### Dataset excerpts ###
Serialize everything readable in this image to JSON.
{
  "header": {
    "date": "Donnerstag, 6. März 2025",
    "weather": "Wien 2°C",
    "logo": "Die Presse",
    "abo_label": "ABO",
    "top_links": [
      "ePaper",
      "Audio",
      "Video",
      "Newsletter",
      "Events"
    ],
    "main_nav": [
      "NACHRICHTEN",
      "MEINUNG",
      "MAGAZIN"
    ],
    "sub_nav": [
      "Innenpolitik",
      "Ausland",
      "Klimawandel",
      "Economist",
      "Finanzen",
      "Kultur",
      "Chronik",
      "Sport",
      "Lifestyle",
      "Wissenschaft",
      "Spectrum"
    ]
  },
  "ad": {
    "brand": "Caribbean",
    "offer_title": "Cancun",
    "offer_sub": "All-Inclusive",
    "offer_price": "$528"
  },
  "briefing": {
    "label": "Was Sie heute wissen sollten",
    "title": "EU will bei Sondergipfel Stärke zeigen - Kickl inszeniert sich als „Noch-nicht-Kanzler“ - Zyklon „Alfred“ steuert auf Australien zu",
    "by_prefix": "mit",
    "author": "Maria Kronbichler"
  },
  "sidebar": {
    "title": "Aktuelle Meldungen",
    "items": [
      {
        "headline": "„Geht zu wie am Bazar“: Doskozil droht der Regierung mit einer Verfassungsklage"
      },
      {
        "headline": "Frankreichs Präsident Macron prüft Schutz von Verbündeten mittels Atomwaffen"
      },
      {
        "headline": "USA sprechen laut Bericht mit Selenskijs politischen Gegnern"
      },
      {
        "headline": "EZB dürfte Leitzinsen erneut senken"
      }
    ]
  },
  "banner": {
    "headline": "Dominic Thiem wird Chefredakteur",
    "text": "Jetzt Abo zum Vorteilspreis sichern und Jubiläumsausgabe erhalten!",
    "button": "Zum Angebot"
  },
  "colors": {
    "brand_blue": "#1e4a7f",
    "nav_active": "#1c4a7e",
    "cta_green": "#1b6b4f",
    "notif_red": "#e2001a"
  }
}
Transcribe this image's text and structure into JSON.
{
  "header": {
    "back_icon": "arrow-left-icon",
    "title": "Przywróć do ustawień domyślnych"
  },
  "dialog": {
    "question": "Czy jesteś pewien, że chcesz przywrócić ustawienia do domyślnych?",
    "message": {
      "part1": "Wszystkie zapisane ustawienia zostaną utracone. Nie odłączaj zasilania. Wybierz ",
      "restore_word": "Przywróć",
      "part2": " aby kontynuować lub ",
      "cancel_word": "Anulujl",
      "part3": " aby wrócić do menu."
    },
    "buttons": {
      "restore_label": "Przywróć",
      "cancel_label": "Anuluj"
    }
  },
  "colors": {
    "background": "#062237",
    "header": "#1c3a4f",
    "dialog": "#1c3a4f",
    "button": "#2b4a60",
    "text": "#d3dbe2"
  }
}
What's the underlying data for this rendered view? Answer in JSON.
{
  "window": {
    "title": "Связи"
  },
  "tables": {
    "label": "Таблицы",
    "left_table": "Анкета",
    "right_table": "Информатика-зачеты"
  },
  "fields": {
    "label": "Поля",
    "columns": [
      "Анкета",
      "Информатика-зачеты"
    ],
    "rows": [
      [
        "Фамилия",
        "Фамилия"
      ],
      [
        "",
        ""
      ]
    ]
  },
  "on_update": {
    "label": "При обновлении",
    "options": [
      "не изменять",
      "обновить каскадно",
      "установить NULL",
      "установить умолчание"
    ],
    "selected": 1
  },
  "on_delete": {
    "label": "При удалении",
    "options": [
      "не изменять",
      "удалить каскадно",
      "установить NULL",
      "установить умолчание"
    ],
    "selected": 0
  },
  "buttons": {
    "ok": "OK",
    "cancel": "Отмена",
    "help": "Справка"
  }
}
###
Return each line with "JSON".

Task answer:
Serialize everything readable in this image to JSON.
Transcribe this image's text and structure into JSON.
What's the underlying data for this rendered view? Answer in JSON.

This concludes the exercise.